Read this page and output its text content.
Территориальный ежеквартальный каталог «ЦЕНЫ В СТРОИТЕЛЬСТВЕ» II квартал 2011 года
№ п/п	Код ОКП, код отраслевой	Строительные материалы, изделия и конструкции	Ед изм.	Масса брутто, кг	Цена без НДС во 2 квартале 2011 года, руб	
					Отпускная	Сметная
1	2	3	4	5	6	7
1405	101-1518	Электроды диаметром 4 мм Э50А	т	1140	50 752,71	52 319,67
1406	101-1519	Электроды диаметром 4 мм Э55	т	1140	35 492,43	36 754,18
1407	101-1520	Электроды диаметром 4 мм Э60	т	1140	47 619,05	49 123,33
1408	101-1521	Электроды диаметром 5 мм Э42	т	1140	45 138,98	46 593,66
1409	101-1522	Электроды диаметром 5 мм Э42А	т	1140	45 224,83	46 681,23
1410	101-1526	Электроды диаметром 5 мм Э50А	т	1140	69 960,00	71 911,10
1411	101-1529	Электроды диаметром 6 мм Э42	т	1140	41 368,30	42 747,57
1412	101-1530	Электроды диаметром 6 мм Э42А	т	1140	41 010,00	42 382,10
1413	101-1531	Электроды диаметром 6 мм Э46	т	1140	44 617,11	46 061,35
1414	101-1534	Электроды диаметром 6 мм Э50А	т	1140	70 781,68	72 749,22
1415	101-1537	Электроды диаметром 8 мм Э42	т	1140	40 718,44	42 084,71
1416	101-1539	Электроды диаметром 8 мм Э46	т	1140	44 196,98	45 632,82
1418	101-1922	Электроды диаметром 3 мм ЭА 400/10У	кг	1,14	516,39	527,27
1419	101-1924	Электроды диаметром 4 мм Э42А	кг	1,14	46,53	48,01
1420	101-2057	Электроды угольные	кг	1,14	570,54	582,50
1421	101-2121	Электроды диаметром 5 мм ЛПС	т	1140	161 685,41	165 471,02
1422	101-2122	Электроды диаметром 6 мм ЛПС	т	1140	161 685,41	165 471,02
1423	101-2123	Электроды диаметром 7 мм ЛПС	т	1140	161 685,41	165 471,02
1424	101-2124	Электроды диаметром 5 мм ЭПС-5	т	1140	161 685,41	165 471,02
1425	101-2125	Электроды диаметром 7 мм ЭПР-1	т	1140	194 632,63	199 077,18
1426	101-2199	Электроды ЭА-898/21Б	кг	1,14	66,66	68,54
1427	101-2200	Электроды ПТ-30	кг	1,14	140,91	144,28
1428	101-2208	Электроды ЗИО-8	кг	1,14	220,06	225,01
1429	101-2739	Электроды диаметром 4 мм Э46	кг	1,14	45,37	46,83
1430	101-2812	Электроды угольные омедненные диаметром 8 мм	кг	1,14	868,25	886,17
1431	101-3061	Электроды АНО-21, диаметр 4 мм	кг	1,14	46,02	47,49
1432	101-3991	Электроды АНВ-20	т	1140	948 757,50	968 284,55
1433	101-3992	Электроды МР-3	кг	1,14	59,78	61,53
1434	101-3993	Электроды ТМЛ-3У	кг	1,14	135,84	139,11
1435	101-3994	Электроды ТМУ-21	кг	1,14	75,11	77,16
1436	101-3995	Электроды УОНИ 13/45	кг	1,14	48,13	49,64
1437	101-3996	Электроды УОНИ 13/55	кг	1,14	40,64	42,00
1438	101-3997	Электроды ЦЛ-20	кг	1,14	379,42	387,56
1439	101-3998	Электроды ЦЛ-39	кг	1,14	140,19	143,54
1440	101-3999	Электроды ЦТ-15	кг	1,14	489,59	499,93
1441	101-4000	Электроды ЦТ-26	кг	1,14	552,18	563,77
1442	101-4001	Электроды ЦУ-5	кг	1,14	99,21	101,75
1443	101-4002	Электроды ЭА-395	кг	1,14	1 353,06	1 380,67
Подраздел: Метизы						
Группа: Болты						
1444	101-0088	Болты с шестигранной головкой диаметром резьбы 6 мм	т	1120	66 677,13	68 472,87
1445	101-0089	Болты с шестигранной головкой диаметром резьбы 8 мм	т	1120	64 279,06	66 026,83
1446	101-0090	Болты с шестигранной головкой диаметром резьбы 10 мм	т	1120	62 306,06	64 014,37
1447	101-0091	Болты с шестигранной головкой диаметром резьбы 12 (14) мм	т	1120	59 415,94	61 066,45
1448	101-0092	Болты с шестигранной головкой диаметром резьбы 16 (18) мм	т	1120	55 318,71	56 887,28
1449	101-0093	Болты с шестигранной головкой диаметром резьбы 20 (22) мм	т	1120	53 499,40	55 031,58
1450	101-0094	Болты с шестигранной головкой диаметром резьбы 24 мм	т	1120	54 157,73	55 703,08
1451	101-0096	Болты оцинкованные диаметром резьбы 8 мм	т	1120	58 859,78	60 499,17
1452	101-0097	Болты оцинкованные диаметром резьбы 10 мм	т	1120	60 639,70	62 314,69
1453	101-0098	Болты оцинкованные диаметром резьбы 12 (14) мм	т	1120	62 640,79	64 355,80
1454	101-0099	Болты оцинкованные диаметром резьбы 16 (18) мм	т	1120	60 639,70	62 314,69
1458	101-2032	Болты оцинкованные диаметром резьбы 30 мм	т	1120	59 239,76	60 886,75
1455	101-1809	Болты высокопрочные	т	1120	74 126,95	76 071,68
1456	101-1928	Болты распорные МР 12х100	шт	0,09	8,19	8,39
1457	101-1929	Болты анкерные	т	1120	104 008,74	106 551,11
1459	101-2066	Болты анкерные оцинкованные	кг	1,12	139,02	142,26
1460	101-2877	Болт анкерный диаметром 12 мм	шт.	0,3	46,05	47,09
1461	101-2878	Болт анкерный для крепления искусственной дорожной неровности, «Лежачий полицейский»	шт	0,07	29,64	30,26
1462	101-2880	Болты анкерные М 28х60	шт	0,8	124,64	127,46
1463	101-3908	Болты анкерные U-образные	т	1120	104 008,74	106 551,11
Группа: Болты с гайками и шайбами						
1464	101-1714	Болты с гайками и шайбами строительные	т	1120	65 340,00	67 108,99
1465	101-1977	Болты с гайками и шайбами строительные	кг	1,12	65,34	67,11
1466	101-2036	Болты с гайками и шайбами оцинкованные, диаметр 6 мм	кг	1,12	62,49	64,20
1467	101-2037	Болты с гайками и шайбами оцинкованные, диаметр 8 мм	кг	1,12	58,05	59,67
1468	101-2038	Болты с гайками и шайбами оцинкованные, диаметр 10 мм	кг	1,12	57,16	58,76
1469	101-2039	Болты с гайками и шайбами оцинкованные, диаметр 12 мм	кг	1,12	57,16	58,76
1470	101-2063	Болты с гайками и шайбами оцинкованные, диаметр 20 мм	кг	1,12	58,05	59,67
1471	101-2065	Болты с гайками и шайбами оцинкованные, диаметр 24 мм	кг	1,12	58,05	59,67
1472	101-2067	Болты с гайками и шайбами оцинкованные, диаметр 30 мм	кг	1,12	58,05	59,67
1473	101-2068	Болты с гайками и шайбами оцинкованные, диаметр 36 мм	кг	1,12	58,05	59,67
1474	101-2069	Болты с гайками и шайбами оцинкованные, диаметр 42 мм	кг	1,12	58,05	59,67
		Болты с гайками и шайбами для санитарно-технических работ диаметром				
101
◇ ◇ ◇
* DIRECTION
Copy every line in the records above that contains the word "угольные".

* SOLUTION FOR THIS TASK
1420	101-2057	Электроды угольные	кг	1,14	570,54	582,50
1430	101-2812	Электроды угольные омедненные диаметром 8 мм	кг	1,14	868,25	886,17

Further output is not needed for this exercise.